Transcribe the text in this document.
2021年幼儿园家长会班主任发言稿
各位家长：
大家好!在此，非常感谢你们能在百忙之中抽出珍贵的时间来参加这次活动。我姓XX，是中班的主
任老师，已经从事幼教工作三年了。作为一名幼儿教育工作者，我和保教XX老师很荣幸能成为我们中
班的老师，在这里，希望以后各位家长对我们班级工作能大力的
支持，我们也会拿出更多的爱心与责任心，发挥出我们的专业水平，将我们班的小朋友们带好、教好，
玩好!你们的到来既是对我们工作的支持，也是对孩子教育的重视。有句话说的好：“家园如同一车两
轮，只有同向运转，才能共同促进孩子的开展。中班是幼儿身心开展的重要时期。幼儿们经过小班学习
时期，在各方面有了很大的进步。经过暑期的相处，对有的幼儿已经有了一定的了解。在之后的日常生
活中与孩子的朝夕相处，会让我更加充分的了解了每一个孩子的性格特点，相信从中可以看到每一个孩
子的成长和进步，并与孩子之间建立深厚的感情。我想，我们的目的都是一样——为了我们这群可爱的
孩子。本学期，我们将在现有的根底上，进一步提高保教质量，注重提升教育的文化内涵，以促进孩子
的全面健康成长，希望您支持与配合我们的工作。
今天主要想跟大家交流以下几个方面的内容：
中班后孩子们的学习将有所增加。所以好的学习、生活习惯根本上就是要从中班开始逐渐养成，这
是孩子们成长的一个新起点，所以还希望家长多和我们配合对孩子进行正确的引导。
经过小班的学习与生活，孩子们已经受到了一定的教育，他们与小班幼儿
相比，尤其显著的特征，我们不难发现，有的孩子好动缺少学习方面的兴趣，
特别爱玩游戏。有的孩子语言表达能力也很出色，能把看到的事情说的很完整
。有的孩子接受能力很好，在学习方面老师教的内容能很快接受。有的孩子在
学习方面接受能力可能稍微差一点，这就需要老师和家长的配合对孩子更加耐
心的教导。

* _Exercise details_
Write the listing out again, exactly as it reads.

* _Answer to this exercise_
Transcribe the text in this document.
2021年幼儿园家长会班主任发言稿
各位家长：
大家好!在此，非常感谢你们能在百忙之中抽出珍贵的时间来参加这次活动。我姓XX，是中班的主
任老师，已经从事幼教工作三年了。作为一名幼儿教育工作者，我和保教XX老师很荣幸能成为我们中
班的老师，在这里，希望以后各位家长对我们班级工作能大力的
支持，我们也会拿出更多的爱心与责任心，发挥出我们的专业水平，将我们班的小朋友们带好、教好，
玩好!你们的到来既是对我们工作的支持，也是对孩子教育的重视。有句话说的好：“家园如同一车两
轮，只有同向运转，才能共同促进孩子的开展。中班是幼儿身心开展的重要时期。幼儿们经过小班学习
时期，在各方面有了很大的进步。经过暑期的相处，对有的幼儿已经有了一定的了解。在之后的日常生
活中与孩子的朝夕相处，会让我更加充分的了解了每一个孩子的性格特点，相信从中可以看到每一个孩
子的成长和进步，并与孩子之间建立深厚的感情。我想，我们的目的都是一样——为了我们这群可爱的
孩子。本学期，我们将在现有的根底上，进一步提高保教质量，注重提升教育的文化内涵，以促进孩子
的全面健康成长，希望您支持与配合我们的工作。
今天主要想跟大家交流以下几个方面的内容：
中班后孩子们的学习将有所增加。所以好的学习、生活习惯根本上就是要从中班开始逐渐养成，这
是孩子们成长的一个新起点，所以还希望家长多和我们配合对孩子进行正确的引导。
经过小班的学习与生活，孩子们已经受到了一定的教育，他们与小班幼儿
相比，尤其显著的特征，我们不难发现，有的孩子好动缺少学习方面的兴趣，
特别爱玩游戏。有的孩子语言表达能力也很出色，能把看到的事情说的很完整
。有的孩子接受能力很好，在学习方面老师教的内容能很快接受。有的孩子在
学习方面接受能力可能稍微差一点，这就需要老师和家长的配合对孩子更加耐
心的教导。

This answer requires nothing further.